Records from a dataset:
|---|
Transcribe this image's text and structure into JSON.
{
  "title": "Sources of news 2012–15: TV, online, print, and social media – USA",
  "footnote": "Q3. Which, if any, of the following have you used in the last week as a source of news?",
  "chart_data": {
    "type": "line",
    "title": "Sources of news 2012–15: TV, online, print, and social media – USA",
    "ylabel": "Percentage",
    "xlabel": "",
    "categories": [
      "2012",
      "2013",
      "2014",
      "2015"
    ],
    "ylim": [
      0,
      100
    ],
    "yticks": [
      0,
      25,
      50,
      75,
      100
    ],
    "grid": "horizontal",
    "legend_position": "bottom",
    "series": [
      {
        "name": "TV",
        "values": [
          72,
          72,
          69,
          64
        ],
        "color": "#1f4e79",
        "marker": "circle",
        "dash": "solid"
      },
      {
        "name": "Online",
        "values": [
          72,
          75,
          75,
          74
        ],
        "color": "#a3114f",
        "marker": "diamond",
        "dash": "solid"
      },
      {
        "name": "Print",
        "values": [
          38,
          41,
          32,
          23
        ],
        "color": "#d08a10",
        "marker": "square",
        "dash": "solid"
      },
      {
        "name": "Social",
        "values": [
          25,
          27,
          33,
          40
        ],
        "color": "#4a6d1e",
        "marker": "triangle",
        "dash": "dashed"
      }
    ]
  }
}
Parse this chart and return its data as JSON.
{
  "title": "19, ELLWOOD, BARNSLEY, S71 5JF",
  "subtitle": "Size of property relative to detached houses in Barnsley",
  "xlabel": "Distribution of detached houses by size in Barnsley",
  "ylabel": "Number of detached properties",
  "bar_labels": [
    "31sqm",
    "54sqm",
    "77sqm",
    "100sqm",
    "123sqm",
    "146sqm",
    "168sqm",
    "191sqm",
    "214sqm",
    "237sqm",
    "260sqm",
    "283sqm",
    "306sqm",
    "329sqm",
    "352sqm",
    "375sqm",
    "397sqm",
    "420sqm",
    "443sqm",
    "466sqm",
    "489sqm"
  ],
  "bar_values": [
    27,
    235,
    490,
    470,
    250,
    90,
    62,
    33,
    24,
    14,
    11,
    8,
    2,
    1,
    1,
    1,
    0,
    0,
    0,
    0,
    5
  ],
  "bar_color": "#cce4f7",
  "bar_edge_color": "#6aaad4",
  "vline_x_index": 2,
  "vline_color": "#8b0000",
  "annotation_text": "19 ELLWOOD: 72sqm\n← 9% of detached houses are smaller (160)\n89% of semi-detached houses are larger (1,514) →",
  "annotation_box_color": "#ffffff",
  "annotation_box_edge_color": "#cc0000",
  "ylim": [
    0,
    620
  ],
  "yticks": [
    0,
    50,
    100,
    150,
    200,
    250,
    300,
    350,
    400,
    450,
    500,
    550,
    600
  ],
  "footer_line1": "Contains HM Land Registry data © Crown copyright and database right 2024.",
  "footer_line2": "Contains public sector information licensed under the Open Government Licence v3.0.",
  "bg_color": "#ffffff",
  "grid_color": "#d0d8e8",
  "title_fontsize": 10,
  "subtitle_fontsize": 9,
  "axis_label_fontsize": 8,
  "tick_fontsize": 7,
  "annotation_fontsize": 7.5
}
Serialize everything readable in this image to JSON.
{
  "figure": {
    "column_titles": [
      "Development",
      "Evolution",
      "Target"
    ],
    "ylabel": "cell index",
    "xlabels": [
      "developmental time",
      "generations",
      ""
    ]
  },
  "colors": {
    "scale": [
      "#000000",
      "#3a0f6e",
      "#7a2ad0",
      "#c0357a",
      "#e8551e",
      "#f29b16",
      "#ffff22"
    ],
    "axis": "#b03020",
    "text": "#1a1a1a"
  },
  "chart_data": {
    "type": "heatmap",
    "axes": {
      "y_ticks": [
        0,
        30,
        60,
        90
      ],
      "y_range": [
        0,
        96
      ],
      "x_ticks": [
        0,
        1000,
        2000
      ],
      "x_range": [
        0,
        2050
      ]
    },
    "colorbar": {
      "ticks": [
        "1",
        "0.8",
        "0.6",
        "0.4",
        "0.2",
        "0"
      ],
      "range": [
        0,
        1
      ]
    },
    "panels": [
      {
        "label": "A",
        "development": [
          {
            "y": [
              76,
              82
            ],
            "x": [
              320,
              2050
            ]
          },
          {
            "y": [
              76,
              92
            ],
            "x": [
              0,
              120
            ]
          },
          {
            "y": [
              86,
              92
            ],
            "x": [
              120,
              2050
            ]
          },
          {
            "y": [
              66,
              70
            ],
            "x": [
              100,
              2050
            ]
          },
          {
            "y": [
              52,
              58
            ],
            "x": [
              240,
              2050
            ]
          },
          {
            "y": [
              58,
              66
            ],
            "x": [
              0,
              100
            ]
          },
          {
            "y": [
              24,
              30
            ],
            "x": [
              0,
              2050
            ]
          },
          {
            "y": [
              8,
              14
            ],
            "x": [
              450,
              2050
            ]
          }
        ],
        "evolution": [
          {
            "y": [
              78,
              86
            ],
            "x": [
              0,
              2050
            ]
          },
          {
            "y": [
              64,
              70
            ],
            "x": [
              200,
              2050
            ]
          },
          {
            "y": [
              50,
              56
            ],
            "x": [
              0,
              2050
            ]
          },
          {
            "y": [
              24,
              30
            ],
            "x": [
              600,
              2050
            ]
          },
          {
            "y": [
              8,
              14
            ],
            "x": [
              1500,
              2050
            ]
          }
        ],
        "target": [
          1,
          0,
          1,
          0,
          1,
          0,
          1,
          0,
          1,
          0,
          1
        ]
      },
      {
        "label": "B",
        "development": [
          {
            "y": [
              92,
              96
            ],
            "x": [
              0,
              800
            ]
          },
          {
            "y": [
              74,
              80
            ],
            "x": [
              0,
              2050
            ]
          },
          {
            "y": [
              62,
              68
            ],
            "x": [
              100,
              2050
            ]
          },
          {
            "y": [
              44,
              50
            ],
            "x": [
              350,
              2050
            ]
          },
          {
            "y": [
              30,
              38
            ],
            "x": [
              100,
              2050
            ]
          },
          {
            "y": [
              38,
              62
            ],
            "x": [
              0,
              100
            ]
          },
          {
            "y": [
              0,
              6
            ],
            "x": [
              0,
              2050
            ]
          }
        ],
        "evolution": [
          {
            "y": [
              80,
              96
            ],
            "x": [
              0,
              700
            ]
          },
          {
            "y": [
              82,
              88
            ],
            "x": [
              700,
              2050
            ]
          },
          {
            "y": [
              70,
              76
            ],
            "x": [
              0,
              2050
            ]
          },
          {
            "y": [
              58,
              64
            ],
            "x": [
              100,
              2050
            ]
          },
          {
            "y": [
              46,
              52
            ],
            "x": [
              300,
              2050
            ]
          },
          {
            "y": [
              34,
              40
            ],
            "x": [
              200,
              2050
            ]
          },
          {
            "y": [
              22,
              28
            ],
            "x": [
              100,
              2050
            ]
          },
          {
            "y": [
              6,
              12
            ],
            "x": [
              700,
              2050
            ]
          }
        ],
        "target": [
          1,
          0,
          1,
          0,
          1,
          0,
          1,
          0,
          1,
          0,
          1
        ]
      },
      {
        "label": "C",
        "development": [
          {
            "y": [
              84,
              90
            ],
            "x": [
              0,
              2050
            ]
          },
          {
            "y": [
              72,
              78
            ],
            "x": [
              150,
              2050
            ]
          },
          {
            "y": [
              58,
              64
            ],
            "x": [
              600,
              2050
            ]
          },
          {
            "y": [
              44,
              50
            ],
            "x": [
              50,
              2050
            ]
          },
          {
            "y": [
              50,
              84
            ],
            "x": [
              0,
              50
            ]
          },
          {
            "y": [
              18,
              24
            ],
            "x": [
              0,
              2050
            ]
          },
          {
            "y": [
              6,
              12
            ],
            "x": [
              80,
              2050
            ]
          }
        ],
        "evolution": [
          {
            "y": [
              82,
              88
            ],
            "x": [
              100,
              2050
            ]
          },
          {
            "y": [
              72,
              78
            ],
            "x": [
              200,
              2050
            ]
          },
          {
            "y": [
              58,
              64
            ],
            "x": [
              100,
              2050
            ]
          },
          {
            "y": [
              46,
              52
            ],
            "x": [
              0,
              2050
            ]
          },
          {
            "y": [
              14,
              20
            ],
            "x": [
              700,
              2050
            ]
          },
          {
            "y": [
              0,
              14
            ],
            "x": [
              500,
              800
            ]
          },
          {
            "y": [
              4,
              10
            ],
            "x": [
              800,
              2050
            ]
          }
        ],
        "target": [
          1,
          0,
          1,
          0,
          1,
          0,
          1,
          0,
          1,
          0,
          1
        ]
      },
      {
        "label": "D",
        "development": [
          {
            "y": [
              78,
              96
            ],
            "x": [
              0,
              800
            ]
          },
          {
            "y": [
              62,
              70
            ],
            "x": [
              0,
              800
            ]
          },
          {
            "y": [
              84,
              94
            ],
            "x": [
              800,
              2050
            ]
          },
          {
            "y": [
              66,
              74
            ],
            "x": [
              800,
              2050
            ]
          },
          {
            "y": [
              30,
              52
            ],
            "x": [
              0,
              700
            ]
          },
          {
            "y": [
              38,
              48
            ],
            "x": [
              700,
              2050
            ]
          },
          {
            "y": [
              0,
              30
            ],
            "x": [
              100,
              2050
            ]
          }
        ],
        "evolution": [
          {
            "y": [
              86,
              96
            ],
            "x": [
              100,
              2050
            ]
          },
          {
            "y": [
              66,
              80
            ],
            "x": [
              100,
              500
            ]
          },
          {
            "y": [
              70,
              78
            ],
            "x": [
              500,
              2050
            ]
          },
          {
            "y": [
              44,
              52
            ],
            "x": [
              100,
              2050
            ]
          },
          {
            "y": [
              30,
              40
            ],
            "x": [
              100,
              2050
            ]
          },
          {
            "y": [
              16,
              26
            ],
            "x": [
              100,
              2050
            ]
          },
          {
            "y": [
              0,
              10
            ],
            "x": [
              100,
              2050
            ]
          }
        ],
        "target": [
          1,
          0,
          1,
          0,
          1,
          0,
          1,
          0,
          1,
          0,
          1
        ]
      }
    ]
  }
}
|---|
What you are asked to do
Scan the material above for the word "detached". Copy each line where it occurs.

Task result
  "subtitle": "Size of property relative to detached houses in Barnsley",
  "xlabel": "Distribution of detached houses by size in Barnsley",
  "ylabel": "Number of detached properties",
  "annotation_text": "19 ELLWOOD: 72sqm\n← 9% of detached houses are smaller (160)\n89% of semi-detached houses are larger (1,514) →",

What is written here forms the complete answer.